[PROBLEM STATEMENT] Reproduce each line of the material exactly, minus any picture.

Dataset excerpts:
════════════════

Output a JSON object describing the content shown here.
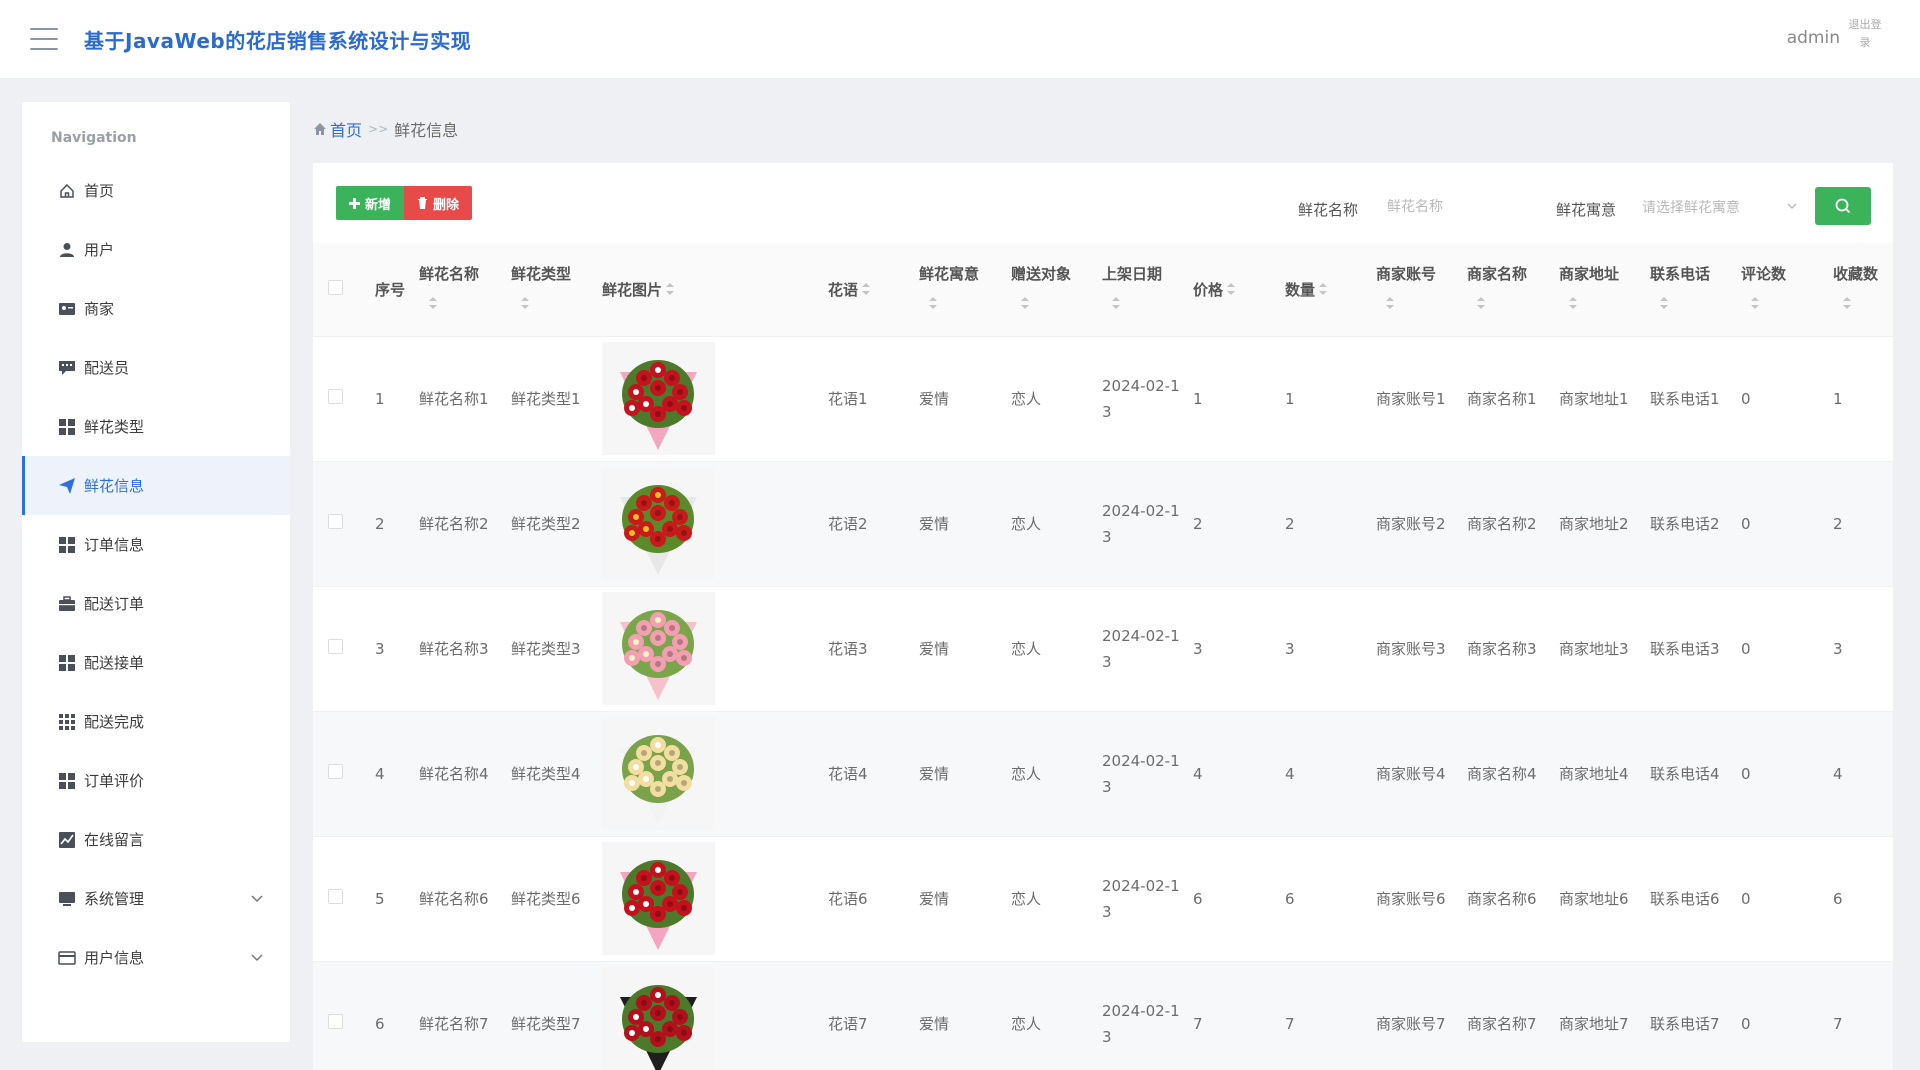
{
  "header": {
    "title": "基于JavaWeb的花店销售系统设计与实现",
    "user": "admin",
    "logout": "退出登录"
  },
  "sidebar": {
    "heading": "Navigation",
    "items": [
      {
        "label": "首页",
        "icon": "home-icon"
      },
      {
        "label": "用户",
        "icon": "user-icon"
      },
      {
        "label": "商家",
        "icon": "id-card-icon"
      },
      {
        "label": "配送员",
        "icon": "comment-icon"
      },
      {
        "label": "鲜花类型",
        "icon": "grid-icon"
      },
      {
        "label": "鲜花信息",
        "icon": "send-icon",
        "active": true
      },
      {
        "label": "订单信息",
        "icon": "grid-icon"
      },
      {
        "label": "配送订单",
        "icon": "briefcase-icon"
      },
      {
        "label": "配送接单",
        "icon": "grid-icon"
      },
      {
        "label": "配送完成",
        "icon": "apps-icon"
      },
      {
        "label": "订单评价",
        "icon": "grid-icon"
      },
      {
        "label": "在线留言",
        "icon": "chart-icon"
      },
      {
        "label": "系统管理",
        "icon": "monitor-icon",
        "expandable": true
      },
      {
        "label": "用户信息",
        "icon": "card-icon",
        "expandable": true
      }
    ]
  },
  "breadcrumb": {
    "home": "首页",
    "separator": ">>",
    "current": "鲜花信息"
  },
  "toolbar": {
    "add_label": "新增",
    "delete_label": "删除",
    "search_name_label": "鲜花名称",
    "search_name_placeholder": "鲜花名称",
    "search_meaning_label": "鲜花寓意",
    "search_meaning_placeholder": "请选择鲜花寓意"
  },
  "table": {
    "headers": [
      "序号",
      "鲜花名称",
      "鲜花类型",
      "鲜花图片",
      "花语",
      "鲜花寓意",
      "赠送对象",
      "上架日期",
      "价格",
      "数量",
      "商家账号",
      "商家名称",
      "商家地址",
      "联系电话",
      "评论数",
      "收藏数"
    ],
    "rows": [
      {
        "seq": "1",
        "name": "鲜花名称1",
        "type": "鲜花类型1",
        "image": "bouquet-red-pink-wrap",
        "language": "花语1",
        "meaning": "爱情",
        "recipient": "恋人",
        "date": "2024-02-13",
        "price": "1",
        "quantity": "1",
        "merchant_account": "商家账号1",
        "merchant_name": "商家名称1",
        "merchant_address": "商家地址1",
        "phone": "联系电话1",
        "comments": "0",
        "favorites": "1"
      },
      {
        "seq": "2",
        "name": "鲜花名称2",
        "type": "鲜花类型2",
        "image": "bouquet-red-yellow-round",
        "language": "花语2",
        "meaning": "爱情",
        "recipient": "恋人",
        "date": "2024-02-13",
        "price": "2",
        "quantity": "2",
        "merchant_account": "商家账号2",
        "merchant_name": "商家名称2",
        "merchant_address": "商家地址2",
        "phone": "联系电话2",
        "comments": "0",
        "favorites": "2"
      },
      {
        "seq": "3",
        "name": "鲜花名称3",
        "type": "鲜花类型3",
        "image": "bouquet-pink-roses",
        "language": "花语3",
        "meaning": "爱情",
        "recipient": "恋人",
        "date": "2024-02-13",
        "price": "3",
        "quantity": "3",
        "merchant_account": "商家账号3",
        "merchant_name": "商家名称3",
        "merchant_address": "商家地址3",
        "phone": "联系电话3",
        "comments": "0",
        "favorites": "3"
      },
      {
        "seq": "4",
        "name": "鲜花名称4",
        "type": "鲜花类型4",
        "image": "bouquet-champagne-roses",
        "language": "花语4",
        "meaning": "爱情",
        "recipient": "恋人",
        "date": "2024-02-13",
        "price": "4",
        "quantity": "4",
        "merchant_account": "商家账号4",
        "merchant_name": "商家名称4",
        "merchant_address": "商家地址4",
        "phone": "联系电话4",
        "comments": "0",
        "favorites": "4"
      },
      {
        "seq": "5",
        "name": "鲜花名称6",
        "type": "鲜花类型6",
        "image": "bouquet-red-pink-tall",
        "language": "花语6",
        "meaning": "爱情",
        "recipient": "恋人",
        "date": "2024-02-13",
        "price": "6",
        "quantity": "6",
        "merchant_account": "商家账号6",
        "merchant_name": "商家名称6",
        "merchant_address": "商家地址6",
        "phone": "联系电话6",
        "comments": "0",
        "favorites": "6"
      },
      {
        "seq": "6",
        "name": "鲜花名称7",
        "type": "鲜花类型7",
        "image": "bouquet-red-black-wrap",
        "language": "花语7",
        "meaning": "爱情",
        "recipient": "恋人",
        "date": "2024-02-13",
        "price": "7",
        "quantity": "7",
        "merchant_account": "商家账号7",
        "merchant_name": "商家名称7",
        "merchant_address": "商家地址7",
        "phone": "联系电话7",
        "comments": "0",
        "favorites": "7"
      }
    ]
  },
  "colors": {
    "accent": "#2f6ee0",
    "add_button": "#3bb35a",
    "delete_button": "#e84a4a",
    "search_button": "#3bb35a"
  }
}
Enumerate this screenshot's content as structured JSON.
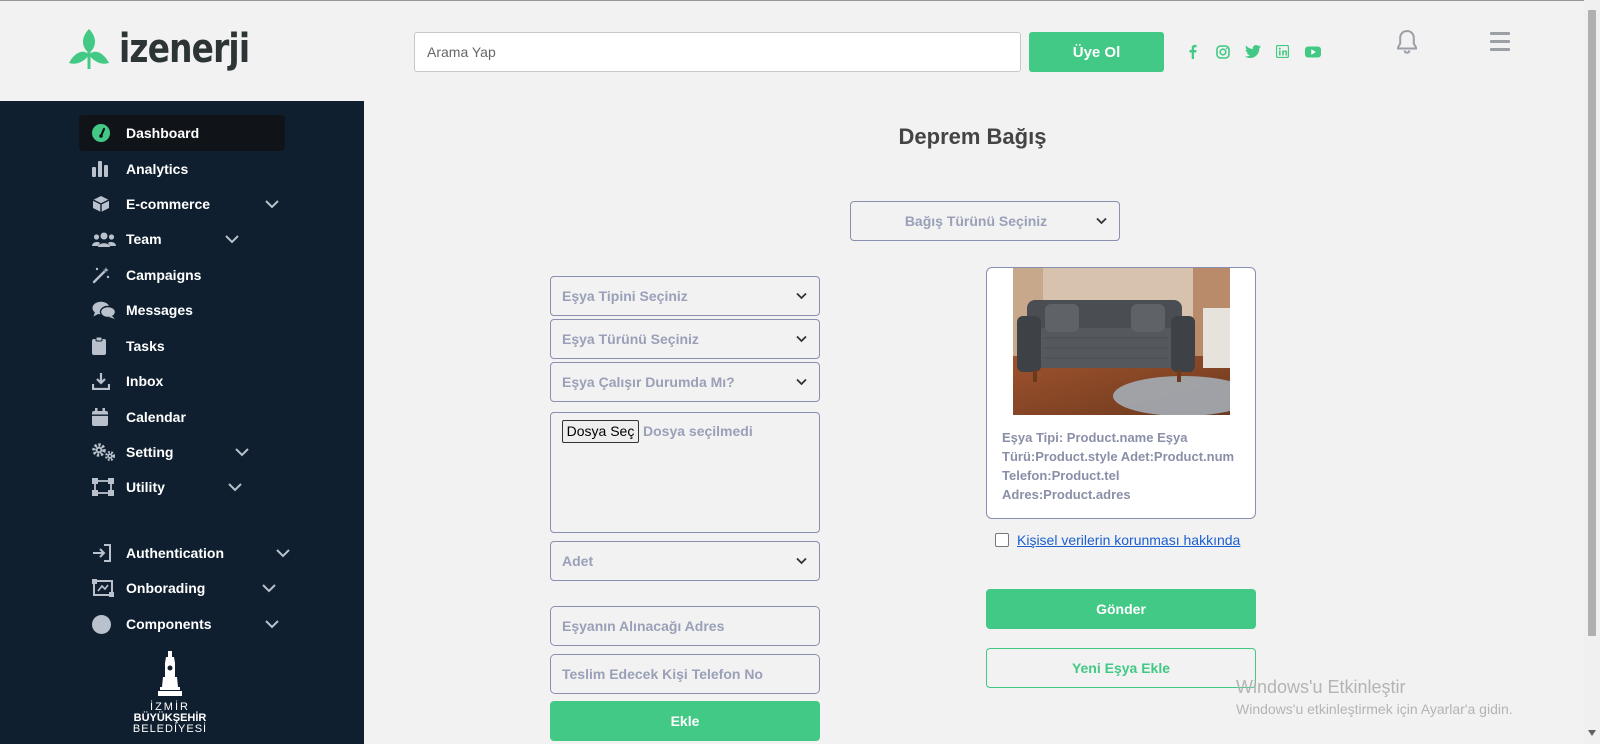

════════════════

[RESULT BELOW]
Output a JSON object describing the content shown here.
{
  "header": {
    "title": "基于JavaWeb的花店销售系统设计与实现",
    "user": "admin",
    "logout": "退出登录"
  },
  "sidebar": {
    "heading": "Navigation",
    "items": [
      {
        "label": "首页",
        "icon": "home-icon"
      },
      {
        "label": "用户",
        "icon": "user-icon"
      },
      {
        "label": "商家",
        "icon": "id-card-icon"
      },
      {
        "label": "配送员",
        "icon": "comment-icon"
      },
      {
        "label": "鲜花类型",
        "icon": "grid-icon"
      },
      {
        "label": "鲜花信息",
        "icon": "send-icon",
        "active": true
      },
      {
        "label": "订单信息",
        "icon": "grid-icon"
      },
      {
        "label": "配送订单",
        "icon": "briefcase-icon"
      },
      {
        "label": "配送接单",
        "icon": "grid-icon"
      },
      {
        "label": "配送完成",
        "icon": "apps-icon"
      },
      {
        "label": "订单评价",
        "icon": "grid-icon"
      },
      {
        "label": "在线留言",
        "icon": "chart-icon"
      },
      {
        "label": "系统管理",
        "icon": "monitor-icon",
        "expandable": true
      },
      {
        "label": "用户信息",
        "icon": "card-icon",
        "expandable": true
      }
    ]
  },
  "breadcrumb": {
    "home": "首页",
    "separator": ">>",
    "current": "鲜花信息"
  },
  "toolbar": {
    "add_label": "新增",
    "delete_label": "删除",
    "search_name_label": "鲜花名称",
    "search_name_placeholder": "鲜花名称",
    "search_meaning_label": "鲜花寓意",
    "search_meaning_placeholder": "请选择鲜花寓意"
  },
  "table": {
    "headers": [
      "序号",
      "鲜花名称",
      "鲜花类型",
      "鲜花图片",
      "花语",
      "鲜花寓意",
      "赠送对象",
      "上架日期",
      "价格",
      "数量",
      "商家账号",
      "商家名称",
      "商家地址",
      "联系电话",
      "评论数",
      "收藏数"
    ],
    "rows": [
      {
        "seq": "1",
        "name": "鲜花名称1",
        "type": "鲜花类型1",
        "image": "bouquet-red-pink-wrap",
        "language": "花语1",
        "meaning": "爱情",
        "recipient": "恋人",
        "date": "2024-02-13",
        "price": "1",
        "quantity": "1",
        "merchant_account": "商家账号1",
        "merchant_name": "商家名称1",
        "merchant_address": "商家地址1",
        "phone": "联系电话1",
        "comments": "0",
        "favorites": "1"
      },
      {
        "seq": "2",
        "name": "鲜花名称2",
        "type": "鲜花类型2",
        "image": "bouquet-red-yellow-round",
        "language": "花语2",
        "meaning": "爱情",
        "recipient": "恋人",
        "date": "2024-02-13",
        "price": "2",
        "quantity": "2",
        "merchant_account": "商家账号2",
        "merchant_name": "商家名称2",
        "merchant_address": "商家地址2",
        "phone": "联系电话2",
        "comments": "0",
        "favorites": "2"
      },
      {
        "seq": "3",
        "name": "鲜花名称3",
        "type": "鲜花类型3",
        "image": "bouquet-pink-roses",
        "language": "花语3",
        "meaning": "爱情",
        "recipient": "恋人",
        "date": "2024-02-13",
        "price": "3",
        "quantity": "3",
        "merchant_account": "商家账号3",
        "merchant_name": "商家名称3",
        "merchant_address": "商家地址3",
        "phone": "联系电话3",
        "comments": "0",
        "favorites": "3"
      },
      {
        "seq": "4",
        "name": "鲜花名称4",
        "type": "鲜花类型4",
        "image": "bouquet-champagne-roses",
        "language": "花语4",
        "meaning": "爱情",
        "recipient": "恋人",
        "date": "2024-02-13",
        "price": "4",
        "quantity": "4",
        "merchant_account": "商家账号4",
        "merchant_name": "商家名称4",
        "merchant_address": "商家地址4",
        "phone": "联系电话4",
        "comments": "0",
        "favorites": "4"
      },
      {
        "seq": "5",
        "name": "鲜花名称6",
        "type": "鲜花类型6",
        "image": "bouquet-red-pink-tall",
        "language": "花语6",
        "meaning": "爱情",
        "recipient": "恋人",
        "date": "2024-02-13",
        "price": "6",
        "quantity": "6",
        "merchant_account": "商家账号6",
        "merchant_name": "商家名称6",
        "merchant_address": "商家地址6",
        "phone": "联系电话6",
        "comments": "0",
        "favorites": "6"
      },
      {
        "seq": "6",
        "name": "鲜花名称7",
        "type": "鲜花类型7",
        "image": "bouquet-red-black-wrap",
        "language": "花语7",
        "meaning": "爱情",
        "recipient": "恋人",
        "date": "2024-02-13",
        "price": "7",
        "quantity": "7",
        "merchant_account": "商家账号7",
        "merchant_name": "商家名称7",
        "merchant_address": "商家地址7",
        "phone": "联系电话7",
        "comments": "0",
        "favorites": "7"
      }
    ]
  },
  "colors": {
    "accent": "#2f6ee0",
    "add_button": "#3bb35a",
    "delete_button": "#e84a4a",
    "search_button": "#3bb35a"
  }
}
Enumerate this screenshot's content as structured JSON.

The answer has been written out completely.